### THE REQUEST
Using the data below, copy each line that includes the word "como".

### MATERIALS PROVIDED

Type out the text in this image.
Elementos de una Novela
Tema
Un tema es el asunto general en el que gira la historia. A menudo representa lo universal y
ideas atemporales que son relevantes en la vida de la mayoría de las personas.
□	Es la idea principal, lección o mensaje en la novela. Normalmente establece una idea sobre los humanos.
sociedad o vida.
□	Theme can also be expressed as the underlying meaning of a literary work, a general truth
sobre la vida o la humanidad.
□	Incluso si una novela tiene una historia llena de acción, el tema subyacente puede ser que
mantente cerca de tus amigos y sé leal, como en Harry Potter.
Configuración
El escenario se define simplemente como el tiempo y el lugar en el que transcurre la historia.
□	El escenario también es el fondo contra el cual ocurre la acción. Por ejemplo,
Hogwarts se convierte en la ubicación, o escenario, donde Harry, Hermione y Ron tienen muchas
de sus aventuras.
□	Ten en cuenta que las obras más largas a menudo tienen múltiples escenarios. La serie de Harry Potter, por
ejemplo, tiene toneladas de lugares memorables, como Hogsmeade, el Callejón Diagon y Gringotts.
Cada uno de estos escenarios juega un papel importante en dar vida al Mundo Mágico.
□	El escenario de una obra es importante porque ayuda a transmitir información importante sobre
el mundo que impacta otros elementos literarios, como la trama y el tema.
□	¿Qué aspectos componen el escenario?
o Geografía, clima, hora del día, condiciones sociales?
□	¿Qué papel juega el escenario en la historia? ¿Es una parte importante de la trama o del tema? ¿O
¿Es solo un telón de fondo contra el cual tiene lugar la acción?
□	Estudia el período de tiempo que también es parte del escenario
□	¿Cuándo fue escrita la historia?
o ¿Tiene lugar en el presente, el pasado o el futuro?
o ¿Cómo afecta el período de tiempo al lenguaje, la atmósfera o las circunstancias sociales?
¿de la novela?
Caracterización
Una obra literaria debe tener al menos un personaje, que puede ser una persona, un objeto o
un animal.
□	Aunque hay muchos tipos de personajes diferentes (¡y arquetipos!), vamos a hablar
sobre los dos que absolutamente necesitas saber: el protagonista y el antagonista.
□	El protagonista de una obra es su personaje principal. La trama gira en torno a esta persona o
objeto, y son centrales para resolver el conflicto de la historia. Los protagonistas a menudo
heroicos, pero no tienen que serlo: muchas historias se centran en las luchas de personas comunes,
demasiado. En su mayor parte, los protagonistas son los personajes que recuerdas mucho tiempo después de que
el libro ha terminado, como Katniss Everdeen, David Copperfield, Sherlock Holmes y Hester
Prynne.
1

### EXERCISE ANSWER
mantente cerca de tus amigos y sé leal, como en Harry Potter.
El escenario se define simplemente como el tiempo y el lugar en el que transcurre la historia.
ejemplo, tiene toneladas de lugares memorables, como Hogsmeade, el Callejón Diagon y Gringotts.
el mundo que impacta otros elementos literarios, como la trama y el tema.
el libro ha terminado, como Katniss Everdeen, David Copperfield, Sherlock Holmes y Hester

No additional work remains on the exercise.